Request: From the entries that follow, list every line in which the string "Collection" appears.

↓

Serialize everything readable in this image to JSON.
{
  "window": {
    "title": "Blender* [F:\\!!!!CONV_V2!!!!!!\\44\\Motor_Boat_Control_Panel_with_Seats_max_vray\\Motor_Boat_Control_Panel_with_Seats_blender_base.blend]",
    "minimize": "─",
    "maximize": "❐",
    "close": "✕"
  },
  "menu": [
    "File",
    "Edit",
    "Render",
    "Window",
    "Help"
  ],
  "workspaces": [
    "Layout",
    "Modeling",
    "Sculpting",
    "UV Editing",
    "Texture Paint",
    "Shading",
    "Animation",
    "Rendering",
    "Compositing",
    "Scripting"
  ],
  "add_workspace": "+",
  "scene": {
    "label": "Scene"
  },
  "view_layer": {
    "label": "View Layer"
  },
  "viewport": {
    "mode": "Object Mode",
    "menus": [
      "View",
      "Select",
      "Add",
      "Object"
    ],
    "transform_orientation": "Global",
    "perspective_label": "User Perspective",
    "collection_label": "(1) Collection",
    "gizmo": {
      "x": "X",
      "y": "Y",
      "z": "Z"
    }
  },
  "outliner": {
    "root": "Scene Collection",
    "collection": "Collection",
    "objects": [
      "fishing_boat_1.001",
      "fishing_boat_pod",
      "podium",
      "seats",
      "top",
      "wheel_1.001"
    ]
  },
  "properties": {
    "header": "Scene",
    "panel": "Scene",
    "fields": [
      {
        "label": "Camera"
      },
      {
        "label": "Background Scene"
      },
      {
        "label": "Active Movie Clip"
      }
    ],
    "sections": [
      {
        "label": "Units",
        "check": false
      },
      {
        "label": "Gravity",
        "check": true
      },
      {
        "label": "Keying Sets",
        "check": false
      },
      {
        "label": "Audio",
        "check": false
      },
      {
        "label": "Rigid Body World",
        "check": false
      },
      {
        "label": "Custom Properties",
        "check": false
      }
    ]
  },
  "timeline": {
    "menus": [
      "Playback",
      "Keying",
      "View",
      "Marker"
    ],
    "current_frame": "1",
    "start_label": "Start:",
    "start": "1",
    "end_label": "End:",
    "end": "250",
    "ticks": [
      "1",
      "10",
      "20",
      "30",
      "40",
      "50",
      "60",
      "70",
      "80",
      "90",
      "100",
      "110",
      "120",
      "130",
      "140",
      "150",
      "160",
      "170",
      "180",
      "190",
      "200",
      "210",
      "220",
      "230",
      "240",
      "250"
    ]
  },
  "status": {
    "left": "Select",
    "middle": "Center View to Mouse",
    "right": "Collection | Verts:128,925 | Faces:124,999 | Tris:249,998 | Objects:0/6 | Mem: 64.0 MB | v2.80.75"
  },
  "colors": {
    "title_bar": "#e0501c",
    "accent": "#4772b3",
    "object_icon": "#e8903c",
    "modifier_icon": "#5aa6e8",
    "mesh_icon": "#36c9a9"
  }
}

↑

Full response:
    "collection_label": "(1) Collection",
    "root": "Scene Collection",
    "collection": "Collection",
    "right": "Collection | Verts:128,925 | Faces:124,999 | Tris:249,998 | Objects:0/6 | Mem: 64.0 MB | v2.80.75"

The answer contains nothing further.